━━━ Input rows

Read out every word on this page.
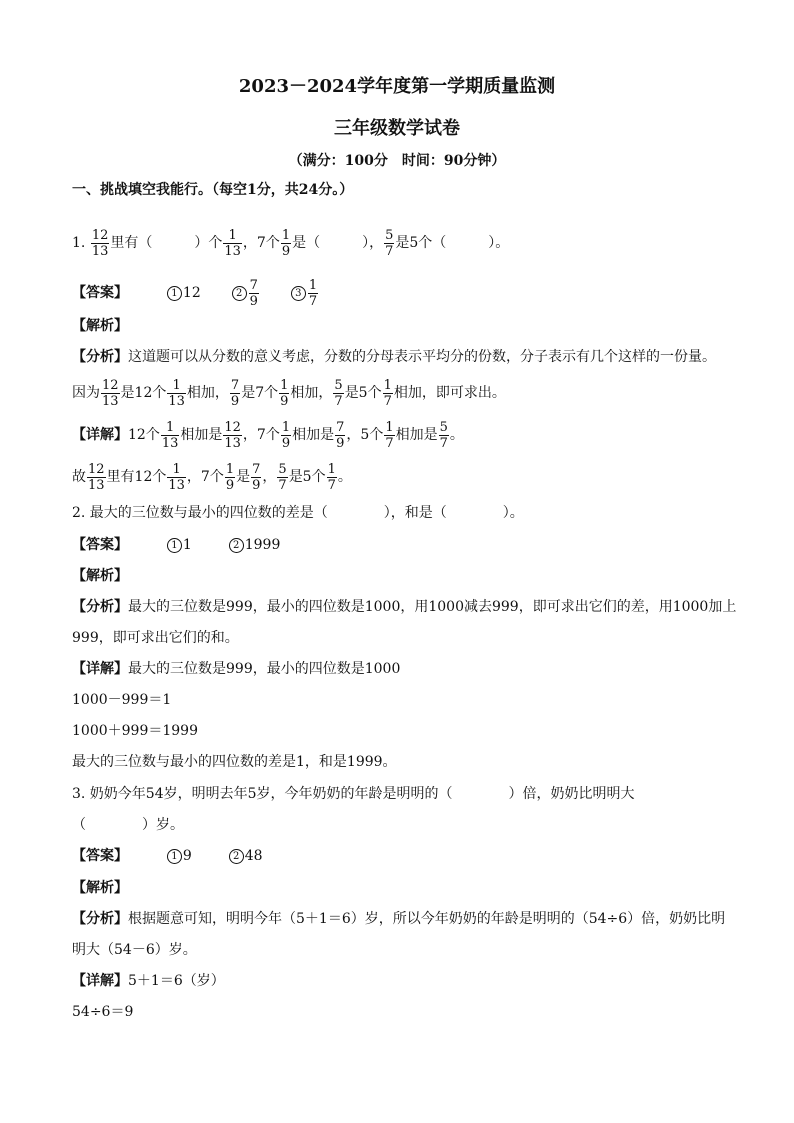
2023－2024学年度第一学期质量监测
三年级数学试卷
（满分：100分　时间：90分钟）
一、挑战填空我能行。（每空1分，共24分。）
1. $\frac{12}{13}$ 里有（　　　）个 $\frac{1}{13}$ ，7个 $\frac{1}{9}$ 是（　　　）， $\frac{5}{7}$ 是5个（　　　）。
【答案】	1 12	$2 \frac{7}{9}$	$3 \frac{1}{7}$
【解析】
【分析】这道题可以从分数的意义考虑，分数的分母表示平均分的份数，分子表示有几个这样的一份量。
因为 $\frac{12}{13}$ 是12个 $\frac{1}{13}$ 相加， $\frac{7}{9}$ 是7个 $\frac{1}{9}$ 相加， $\frac{5}{7}$ 是5个 $\frac{1}{7}$ 相加，即可求出。
【详解】12个 $\frac{1}{13}$ 相加是 $\frac{12}{13}$ ，7个 $\frac{1}{9}$ 相加是 $\frac{7}{9}$ ，5个 $\frac{1}{7}$ 相加是 $\frac{5}{7}$ 。
故 $\frac{12}{13}$ 里有12个 $\frac{1}{13}$ ，7个 $\frac{1}{9}$ 是 $\frac{7}{9}$ ， $\frac{5}{7}$ 是5个 $\frac{1}{7}$ 。
2. 最大的三位数与最小的四位数的差是（　　　　），和是（　　　　）。
【答案】	1 1	2 1999
【解析】
【分析】最大的三位数是999，最小的四位数是1000，用1000减去999，即可求出它们的差，用1000加上
999，即可求出它们的和。
【详解】最大的三位数是999，最小的四位数是1000
1000－999＝1
1000＋999＝1999
最大的三位数与最小的四位数的差是1，和是1999。
3. 奶奶今年54岁，明明去年5岁，今年奶奶的年龄是明明的（　　　　）倍，奶奶比明明大
（　　　　）岁。
【答案】	1 9	2 48
【解析】
【分析】根据题意可知，明明今年（5＋1＝6）岁，所以今年奶奶的年龄是明明的（54÷6）倍，奶奶比明
明大（54－6）岁。
【详解】5＋1＝6（岁）
54÷6＝9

━━━━━━

Stated goal: Print out the lines exactly, skipping any picture.

Final answer:
Read out every word on this page.
2023－2024学年度第一学期质量监测
三年级数学试卷
（满分：100分　时间：90分钟）
一、挑战填空我能行。（每空1分，共24分。）
1. $\frac{12}{13}$ 里有（　　　）个 $\frac{1}{13}$ ，7个 $\frac{1}{9}$ 是（　　　）， $\frac{5}{7}$ 是5个（　　　）。
【答案】	1 12	$2 \frac{7}{9}$	$3 \frac{1}{7}$
【解析】
【分析】这道题可以从分数的意义考虑，分数的分母表示平均分的份数，分子表示有几个这样的一份量。
因为 $\frac{12}{13}$ 是12个 $\frac{1}{13}$ 相加， $\frac{7}{9}$ 是7个 $\frac{1}{9}$ 相加， $\frac{5}{7}$ 是5个 $\frac{1}{7}$ 相加，即可求出。
【详解】12个 $\frac{1}{13}$ 相加是 $\frac{12}{13}$ ，7个 $\frac{1}{9}$ 相加是 $\frac{7}{9}$ ，5个 $\frac{1}{7}$ 相加是 $\frac{5}{7}$ 。
故 $\frac{12}{13}$ 里有12个 $\frac{1}{13}$ ，7个 $\frac{1}{9}$ 是 $\frac{7}{9}$ ， $\frac{5}{7}$ 是5个 $\frac{1}{7}$ 。
2. 最大的三位数与最小的四位数的差是（　　　　），和是（　　　　）。
【答案】	1 1	2 1999
【解析】
【分析】最大的三位数是999，最小的四位数是1000，用1000减去999，即可求出它们的差，用1000加上
999，即可求出它们的和。
【详解】最大的三位数是999，最小的四位数是1000
1000－999＝1
1000＋999＝1999
最大的三位数与最小的四位数的差是1，和是1999。
3. 奶奶今年54岁，明明去年5岁，今年奶奶的年龄是明明的（　　　　）倍，奶奶比明明大
（　　　　）岁。
【答案】	1 9	2 48
【解析】
【分析】根据题意可知，明明今年（5＋1＝6）岁，所以今年奶奶的年龄是明明的（54÷6）倍，奶奶比明
明大（54－6）岁。
【详解】5＋1＝6（岁）
54÷6＝9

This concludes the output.